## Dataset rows
....................
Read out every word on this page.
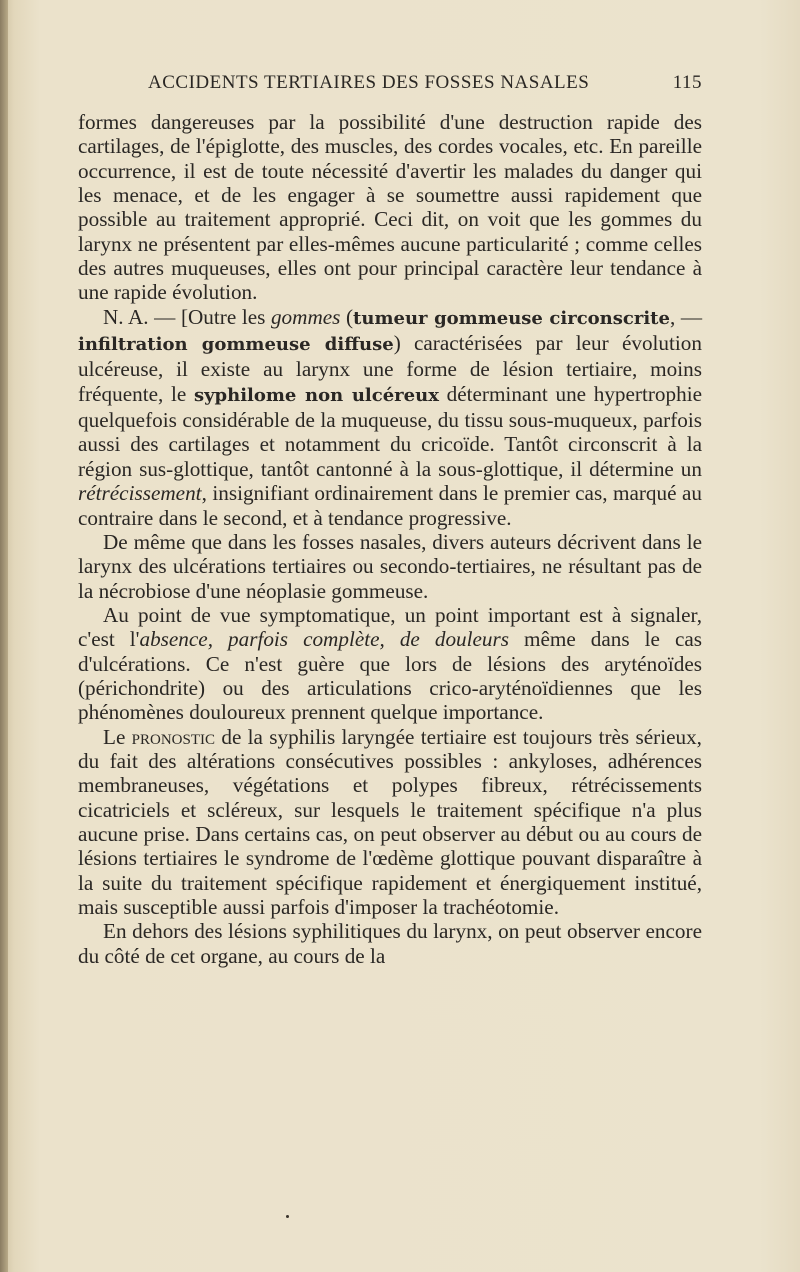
ACCIDENTS TERTIAIRES DES FOSSES NASALES	115

formes dangereuses par la possibilité d'une destruction rapide des cartilages, de l'épiglotte, des muscles, des cordes vocales, etc. En pareille occurrence, il est de toute nécessité d'avertir les malades du danger qui les menace, et de les engager à se soumettre aussi rapidement que possible au traitement approprié. Ceci dit, on voit que les gommes du larynx ne présentent par elles-mêmes aucune particularité ; comme celles des autres muqueuses, elles ont pour principal caractère leur tendance à une rapide évolution.

N. A. — [Outre les gommes (tumeur gommeuse circonscrite, — infiltration gommeuse diffuse) caractérisées par leur évolution ulcéreuse, il existe au larynx une forme de lésion tertiaire, moins fréquente, le syphilome non ulcéreux déterminant une hypertrophie quelquefois considérable de la muqueuse, du tissu sous-muqueux, parfois aussi des cartilages et notamment du cricoïde. Tantôt circonscrit à la région sus-glottique, tantôt cantonné à la sous-glottique, il détermine un rétrécissement, insignifiant ordinairement dans le premier cas, marqué au contraire dans le second, et à tendance progressive.

De même que dans les fosses nasales, divers auteurs décrivent dans le larynx des ulcérations tertiaires ou secondo-tertiaires, ne résultant pas de la nécrobiose d'une néoplasie gommeuse.

Au point de vue symptomatique, un point important est à signaler, c'est l'absence, parfois complète, de douleurs même dans le cas d'ulcérations. Ce n'est guère que lors de lésions des aryténoïdes (périchondrite) ou des articulations crico-aryténoïdiennes que les phénomènes douloureux prennent quelque importance.

Le pronostic de la syphilis laryngée tertiaire est toujours très sérieux, du fait des altérations consécutives possibles : ankyloses, adhérences membraneuses, végétations et polypes fibreux, rétrécissements cicatriciels et scléreux, sur lesquels le traitement spécifique n'a plus aucune prise. Dans certains cas, on peut observer au début ou au cours de lésions tertiaires le syndrome de l'œdème glottique pouvant disparaître à la suite du traitement spécifique rapidement et énergiquement institué, mais susceptible aussi parfois d'imposer la trachéotomie.

En dehors des lésions syphilitiques du larynx, on peut observer encore du côté de cet organe, au cours de la
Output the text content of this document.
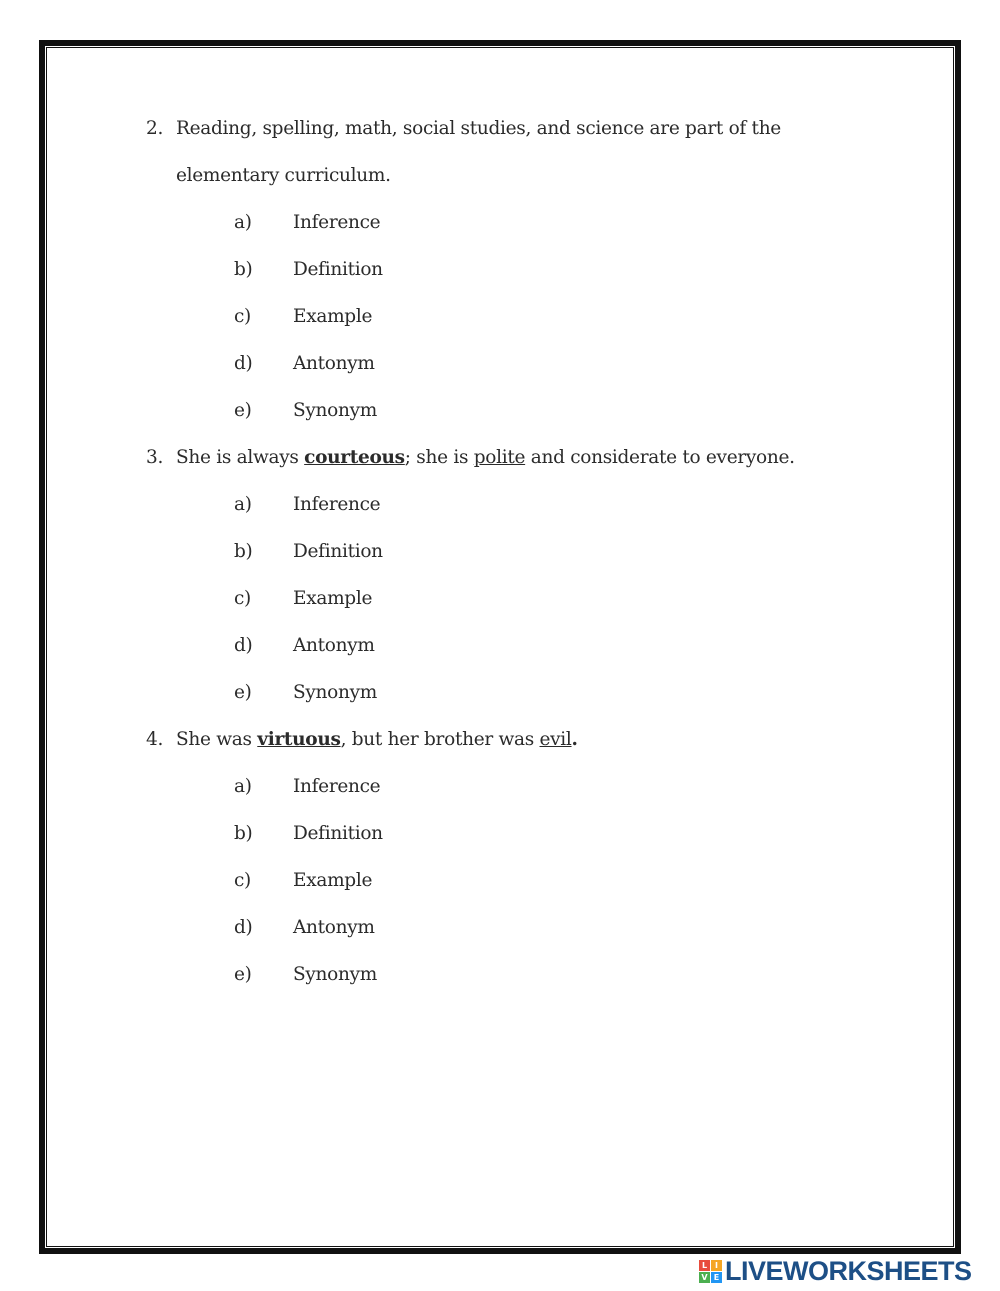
2. Reading, spelling, math, social studies, and science are part of the
elementary curriculum.
a) Inference
b) Definition
c) Example
d) Antonym
e) Synonym
3. She is always courteous; she is polite and considerate to everyone.
a) Inference
b) Definition
c) Example
d) Antonym
e) Synonym
4. She was virtuous, but her brother was evil.
a) Inference
b) Definition
c) Example
d) Antonym
e) Synonym
L I
V E LIVEWORKSHEETS
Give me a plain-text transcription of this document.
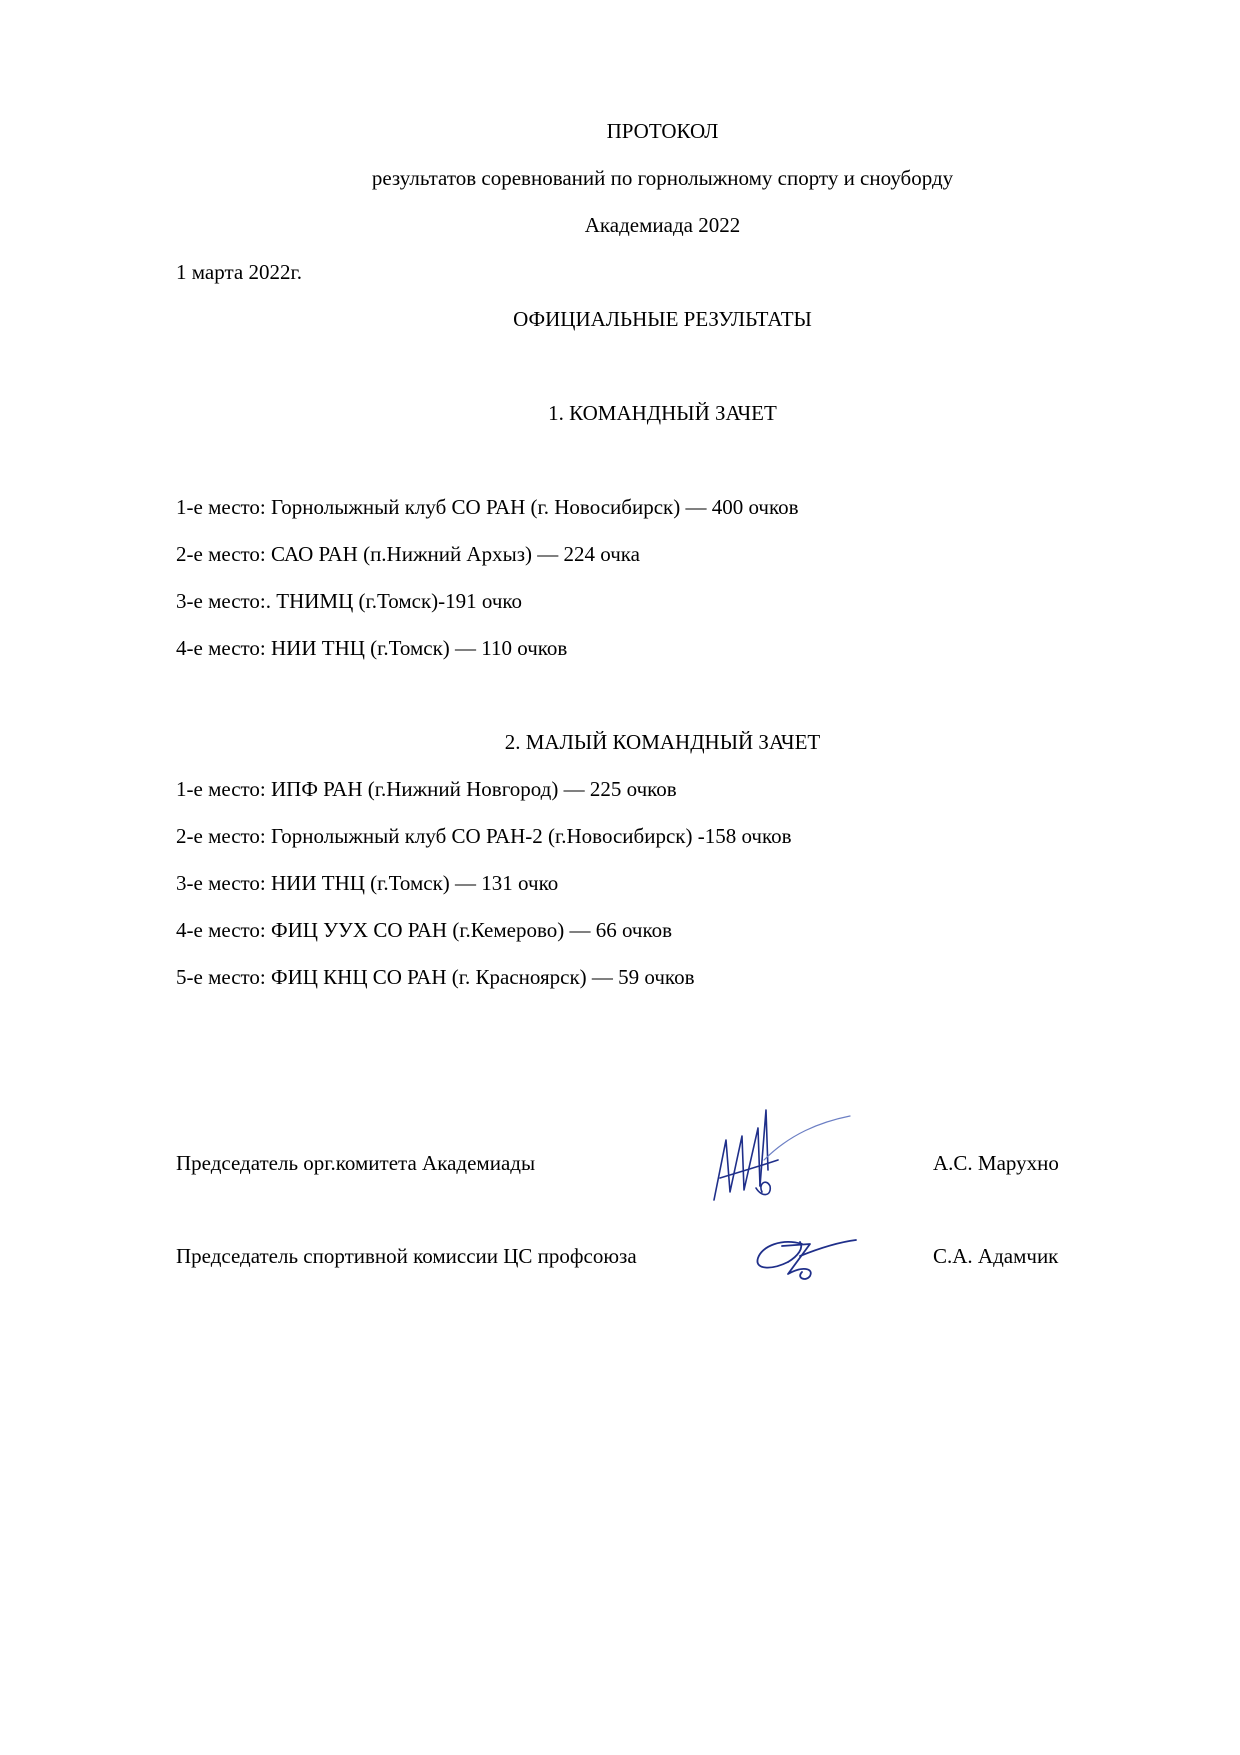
ПРОТОКОЛ
результатов соревнований по горнолыжному спорту и сноуборду
Академиада 2022
1 марта 2022г.
ОФИЦИАЛЬНЫЕ РЕЗУЛЬТАТЫ
1. КОМАНДНЫЙ ЗАЧЕТ
1-е место: Горнолыжный клуб СО РАН (г. Новосибирск) — 400 очков
2-е место: САО РАН (п.Нижний Архыз) — 224 очка
3-е место:. ТНИМЦ (г.Томск)-191 очко
4-е место: НИИ ТНЦ (г.Томск) — 110 очков
2. МАЛЫЙ КОМАНДНЫЙ ЗАЧЕТ
1-е место: ИПФ РАН (г.Нижний Новгород) — 225 очков
2-е место: Горнолыжный клуб СО РАН-2 (г.Новосибирск) -158 очков
3-е место: НИИ ТНЦ (г.Томск) — 131 очко
4-е место: ФИЦ УУХ СО РАН (г.Кемерово) — 66 очков
5-е место: ФИЦ КНЦ СО РАН (г. Красноярск) — 59 очков
Председатель орг.комитета Академиады	А.С. Марухно
Председатель спортивной комиссии ЦС профсоюза	С.А. Адамчик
....................
Look through the entries above and list every line containing "lésions".

Au point de vue symptomatique, un point important est à signaler, c'est l'absence, parfois complète, de douleurs même dans le cas d'ulcérations. Ce n'est guère que lors de lésions des aryténoïdes (périchondrite) ou des articulations crico-aryténoïdiennes que les phénomènes douloureux prennent quelque importance.
Le pronostic de la syphilis laryngée tertiaire est toujours très sérieux, du fait des altérations consécutives possibles : ankyloses, adhérences membraneuses, végétations et polypes fibreux, rétrécissements cicatriciels et scléreux, sur lesquels le traitement spécifique n'a plus aucune prise. Dans certains cas, on peut observer au début ou au cours de lésions tertiaires le syndrome de l'œdème glottique pouvant disparaître à la suite du traitement spécifique rapidement et énergiquement institué, mais susceptible aussi parfois d'imposer la trachéotomie.
En dehors des lésions syphilitiques du larynx, on peut observer encore du côté de cet organe, au cours de la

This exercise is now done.